## [Objective]
Give back every line exactly as it appears, pictures excluded.

## [Dataset excerpts]
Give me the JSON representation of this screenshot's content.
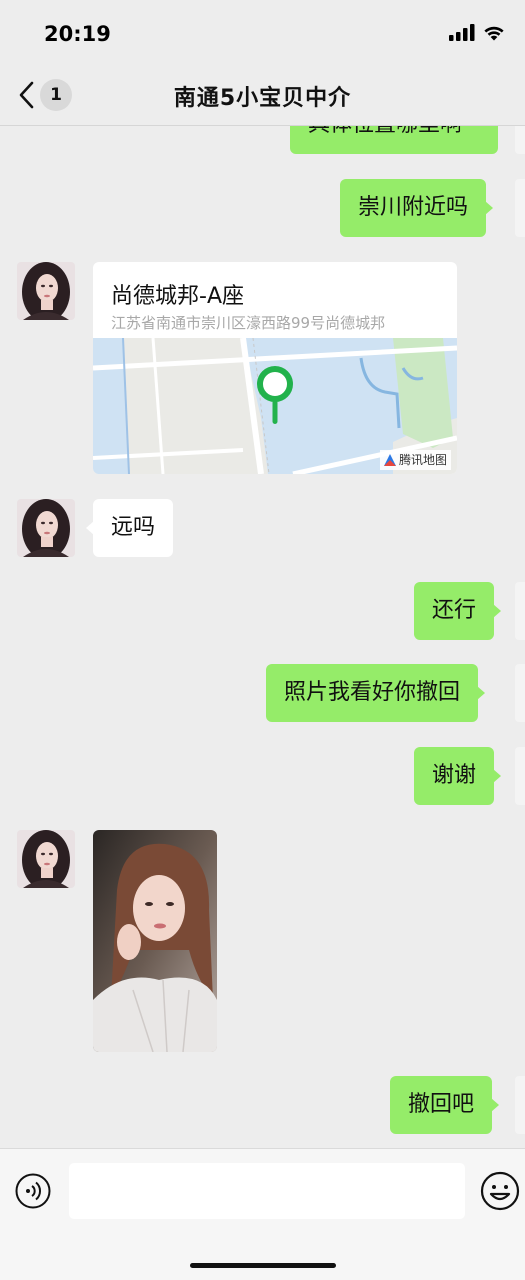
{
  "status_bar": {
    "time": "20:19"
  },
  "nav": {
    "back_count": "1",
    "title": "南通5小宝贝中介"
  },
  "messages": [
    {
      "direction": "outgoing",
      "type": "text",
      "text": "具体位置哪里啊",
      "partial": true
    },
    {
      "direction": "outgoing",
      "type": "text",
      "text": "崇川附近吗"
    },
    {
      "direction": "incoming",
      "type": "location",
      "place_name": "尚德城邦-A座",
      "address": "江苏省南通市崇川区濠西路99号尚德城邦",
      "map_provider": "腾讯地图",
      "icon": "map-pin-icon"
    },
    {
      "direction": "incoming",
      "type": "text",
      "text": "远吗"
    },
    {
      "direction": "outgoing",
      "type": "text",
      "text": "还行"
    },
    {
      "direction": "outgoing",
      "type": "text",
      "text": "照片我看好你撤回"
    },
    {
      "direction": "outgoing",
      "type": "text",
      "text": "谢谢"
    },
    {
      "direction": "incoming",
      "type": "image"
    },
    {
      "direction": "outgoing",
      "type": "text",
      "text": "撤回吧"
    }
  ],
  "input_bar": {
    "placeholder": "",
    "voice_icon": "voice-icon",
    "emoji_icon": "emoji-icon"
  },
  "colors": {
    "background": "#ededed",
    "outgoing_bubble": "#95ec69",
    "incoming_bubble": "#ffffff",
    "location_pin": "#22b24c"
  }
}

## [Task answer]
Give me the JSON representation of this screenshot's content.
{
  "status_bar": {
    "time": "20:19"
  },
  "nav": {
    "back_count": "1",
    "title": "南通5小宝贝中介"
  },
  "messages": [
    {
      "direction": "outgoing",
      "type": "text",
      "text": "具体位置哪里啊",
      "partial": true
    },
    {
      "direction": "outgoing",
      "type": "text",
      "text": "崇川附近吗"
    },
    {
      "direction": "incoming",
      "type": "location",
      "place_name": "尚德城邦-A座",
      "address": "江苏省南通市崇川区濠西路99号尚德城邦",
      "map_provider": "腾讯地图",
      "icon": "map-pin-icon"
    },
    {
      "direction": "incoming",
      "type": "text",
      "text": "远吗"
    },
    {
      "direction": "outgoing",
      "type": "text",
      "text": "还行"
    },
    {
      "direction": "outgoing",
      "type": "text",
      "text": "照片我看好你撤回"
    },
    {
      "direction": "outgoing",
      "type": "text",
      "text": "谢谢"
    },
    {
      "direction": "incoming",
      "type": "image"
    },
    {
      "direction": "outgoing",
      "type": "text",
      "text": "撤回吧"
    }
  ],
  "input_bar": {
    "placeholder": "",
    "voice_icon": "voice-icon",
    "emoji_icon": "emoji-icon"
  },
  "colors": {
    "background": "#ededed",
    "outgoing_bubble": "#95ec69",
    "incoming_bubble": "#ffffff",
    "location_pin": "#22b24c"
  }
}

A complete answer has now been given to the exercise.